_INSTRUCTIONS TO FOLLOW_. Extract the listing below in full, unchanged.

# RECORDS FOR THIS TASK start

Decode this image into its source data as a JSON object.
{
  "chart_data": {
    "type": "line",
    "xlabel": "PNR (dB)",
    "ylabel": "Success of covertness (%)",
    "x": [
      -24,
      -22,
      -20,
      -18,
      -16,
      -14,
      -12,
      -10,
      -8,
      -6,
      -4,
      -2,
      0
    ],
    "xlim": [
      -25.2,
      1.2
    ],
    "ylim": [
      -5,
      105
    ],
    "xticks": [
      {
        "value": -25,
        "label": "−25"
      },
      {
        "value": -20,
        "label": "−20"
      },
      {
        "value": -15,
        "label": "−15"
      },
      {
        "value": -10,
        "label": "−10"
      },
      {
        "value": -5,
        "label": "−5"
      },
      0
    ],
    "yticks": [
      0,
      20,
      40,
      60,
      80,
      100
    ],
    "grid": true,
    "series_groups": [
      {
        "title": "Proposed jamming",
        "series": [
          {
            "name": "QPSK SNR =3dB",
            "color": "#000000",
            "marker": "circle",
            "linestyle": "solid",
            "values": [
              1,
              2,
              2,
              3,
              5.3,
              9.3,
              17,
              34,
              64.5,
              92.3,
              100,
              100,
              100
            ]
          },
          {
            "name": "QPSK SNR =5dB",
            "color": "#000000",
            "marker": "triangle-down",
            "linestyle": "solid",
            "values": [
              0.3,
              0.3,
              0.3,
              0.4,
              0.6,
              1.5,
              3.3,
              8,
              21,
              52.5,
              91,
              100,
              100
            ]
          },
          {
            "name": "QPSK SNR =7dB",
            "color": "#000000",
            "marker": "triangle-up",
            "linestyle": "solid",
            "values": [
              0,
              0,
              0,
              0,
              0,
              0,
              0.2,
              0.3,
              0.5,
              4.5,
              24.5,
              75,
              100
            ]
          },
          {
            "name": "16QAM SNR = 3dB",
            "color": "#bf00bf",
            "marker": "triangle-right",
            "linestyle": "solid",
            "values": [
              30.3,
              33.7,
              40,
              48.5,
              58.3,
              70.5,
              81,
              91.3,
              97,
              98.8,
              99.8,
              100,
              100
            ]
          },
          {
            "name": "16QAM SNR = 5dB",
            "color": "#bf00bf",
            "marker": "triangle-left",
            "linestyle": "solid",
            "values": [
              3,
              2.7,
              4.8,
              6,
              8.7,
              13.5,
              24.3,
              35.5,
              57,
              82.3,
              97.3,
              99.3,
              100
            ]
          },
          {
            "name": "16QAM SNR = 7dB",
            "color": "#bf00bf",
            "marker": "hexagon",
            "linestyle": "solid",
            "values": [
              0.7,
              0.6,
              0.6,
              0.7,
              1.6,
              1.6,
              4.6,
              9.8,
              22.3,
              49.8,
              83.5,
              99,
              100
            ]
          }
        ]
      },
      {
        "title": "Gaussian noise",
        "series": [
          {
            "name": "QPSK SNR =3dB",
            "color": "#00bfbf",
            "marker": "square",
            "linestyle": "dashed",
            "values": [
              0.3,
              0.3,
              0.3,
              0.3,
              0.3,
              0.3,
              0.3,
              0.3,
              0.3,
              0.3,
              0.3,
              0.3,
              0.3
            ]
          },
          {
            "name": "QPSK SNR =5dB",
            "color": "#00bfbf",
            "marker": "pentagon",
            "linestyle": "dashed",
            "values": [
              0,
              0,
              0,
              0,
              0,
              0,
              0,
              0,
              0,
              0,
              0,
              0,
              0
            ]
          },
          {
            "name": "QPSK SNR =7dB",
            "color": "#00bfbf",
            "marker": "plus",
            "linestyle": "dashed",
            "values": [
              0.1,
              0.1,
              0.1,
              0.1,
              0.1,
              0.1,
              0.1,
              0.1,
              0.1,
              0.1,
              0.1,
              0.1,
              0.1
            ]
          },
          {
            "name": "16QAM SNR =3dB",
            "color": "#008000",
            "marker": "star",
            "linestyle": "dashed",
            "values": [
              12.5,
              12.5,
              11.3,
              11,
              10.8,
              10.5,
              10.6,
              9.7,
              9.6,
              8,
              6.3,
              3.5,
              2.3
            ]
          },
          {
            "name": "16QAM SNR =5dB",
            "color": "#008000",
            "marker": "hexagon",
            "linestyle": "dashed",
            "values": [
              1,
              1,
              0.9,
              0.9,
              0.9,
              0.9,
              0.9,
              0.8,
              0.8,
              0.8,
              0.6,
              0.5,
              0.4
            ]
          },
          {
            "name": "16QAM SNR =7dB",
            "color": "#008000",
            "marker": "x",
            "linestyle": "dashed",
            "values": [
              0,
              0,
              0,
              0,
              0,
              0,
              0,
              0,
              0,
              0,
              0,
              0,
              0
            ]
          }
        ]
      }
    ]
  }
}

# RECORDS FOR THIS TASK end

_OUTPUT FOR THIS EXERCISE_.
Decode this image into its source data as a JSON object.
{
  "chart_data": {
    "type": "line",
    "xlabel": "PNR (dB)",
    "ylabel": "Success of covertness (%)",
    "x": [
      -24,
      -22,
      -20,
      -18,
      -16,
      -14,
      -12,
      -10,
      -8,
      -6,
      -4,
      -2,
      0
    ],
    "xlim": [
      -25.2,
      1.2
    ],
    "ylim": [
      -5,
      105
    ],
    "xticks": [
      {
        "value": -25,
        "label": "−25"
      },
      {
        "value": -20,
        "label": "−20"
      },
      {
        "value": -15,
        "label": "−15"
      },
      {
        "value": -10,
        "label": "−10"
      },
      {
        "value": -5,
        "label": "−5"
      },
      0
    ],
    "yticks": [
      0,
      20,
      40,
      60,
      80,
      100
    ],
    "grid": true,
    "series_groups": [
      {
        "title": "Proposed jamming",
        "series": [
          {
            "name": "QPSK SNR =3dB",
            "color": "#000000",
            "marker": "circle",
            "linestyle": "solid",
            "values": [
              1,
              2,
              2,
              3,
              5.3,
              9.3,
              17,
              34,
              64.5,
              92.3,
              100,
              100,
              100
            ]
          },
          {
            "name": "QPSK SNR =5dB",
            "color": "#000000",
            "marker": "triangle-down",
            "linestyle": "solid",
            "values": [
              0.3,
              0.3,
              0.3,
              0.4,
              0.6,
              1.5,
              3.3,
              8,
              21,
              52.5,
              91,
              100,
              100
            ]
          },
          {
            "name": "QPSK SNR =7dB",
            "color": "#000000",
            "marker": "triangle-up",
            "linestyle": "solid",
            "values": [
              0,
              0,
              0,
              0,
              0,
              0,
              0.2,
              0.3,
              0.5,
              4.5,
              24.5,
              75,
              100
            ]
          },
          {
            "name": "16QAM SNR = 3dB",
            "color": "#bf00bf",
            "marker": "triangle-right",
            "linestyle": "solid",
            "values": [
              30.3,
              33.7,
              40,
              48.5,
              58.3,
              70.5,
              81,
              91.3,
              97,
              98.8,
              99.8,
              100,
              100
            ]
          },
          {
            "name": "16QAM SNR = 5dB",
            "color": "#bf00bf",
            "marker": "triangle-left",
            "linestyle": "solid",
            "values": [
              3,
              2.7,
              4.8,
              6,
              8.7,
              13.5,
              24.3,
              35.5,
              57,
              82.3,
              97.3,
              99.3,
              100
            ]
          },
          {
            "name": "16QAM SNR = 7dB",
            "color": "#bf00bf",
            "marker": "hexagon",
            "linestyle": "solid",
            "values": [
              0.7,
              0.6,
              0.6,
              0.7,
              1.6,
              1.6,
              4.6,
              9.8,
              22.3,
              49.8,
              83.5,
              99,
              100
            ]
          }
        ]
      },
      {
        "title": "Gaussian noise",
        "series": [
          {
            "name": "QPSK SNR =3dB",
            "color": "#00bfbf",
            "marker": "square",
            "linestyle": "dashed",
            "values": [
              0.3,
              0.3,
              0.3,
              0.3,
              0.3,
              0.3,
              0.3,
              0.3,
              0.3,
              0.3,
              0.3,
              0.3,
              0.3
            ]
          },
          {
            "name": "QPSK SNR =5dB",
            "color": "#00bfbf",
            "marker": "pentagon",
            "linestyle": "dashed",
            "values": [
              0,
              0,
              0,
              0,
              0,
              0,
              0,
              0,
              0,
              0,
              0,
              0,
              0
            ]
          },
          {
            "name": "QPSK SNR =7dB",
            "color": "#00bfbf",
            "marker": "plus",
            "linestyle": "dashed",
            "values": [
              0.1,
              0.1,
              0.1,
              0.1,
              0.1,
              0.1,
              0.1,
              0.1,
              0.1,
              0.1,
              0.1,
              0.1,
              0.1
            ]
          },
          {
            "name": "16QAM SNR =3dB",
            "color": "#008000",
            "marker": "star",
            "linestyle": "dashed",
            "values": [
              12.5,
              12.5,
              11.3,
              11,
              10.8,
              10.5,
              10.6,
              9.7,
              9.6,
              8,
              6.3,
              3.5,
              2.3
            ]
          },
          {
            "name": "16QAM SNR =5dB",
            "color": "#008000",
            "marker": "hexagon",
            "linestyle": "dashed",
            "values": [
              1,
              1,
              0.9,
              0.9,
              0.9,
              0.9,
              0.9,
              0.8,
              0.8,
              0.8,
              0.6,
              0.5,
              0.4
            ]
          },
          {
            "name": "16QAM SNR =7dB",
            "color": "#008000",
            "marker": "x",
            "linestyle": "dashed",
            "values": [
              0,
              0,
              0,
              0,
              0,
              0,
              0,
              0,
              0,
              0,
              0,
              0,
              0
            ]
          }
        ]
      }
    ]
  }
}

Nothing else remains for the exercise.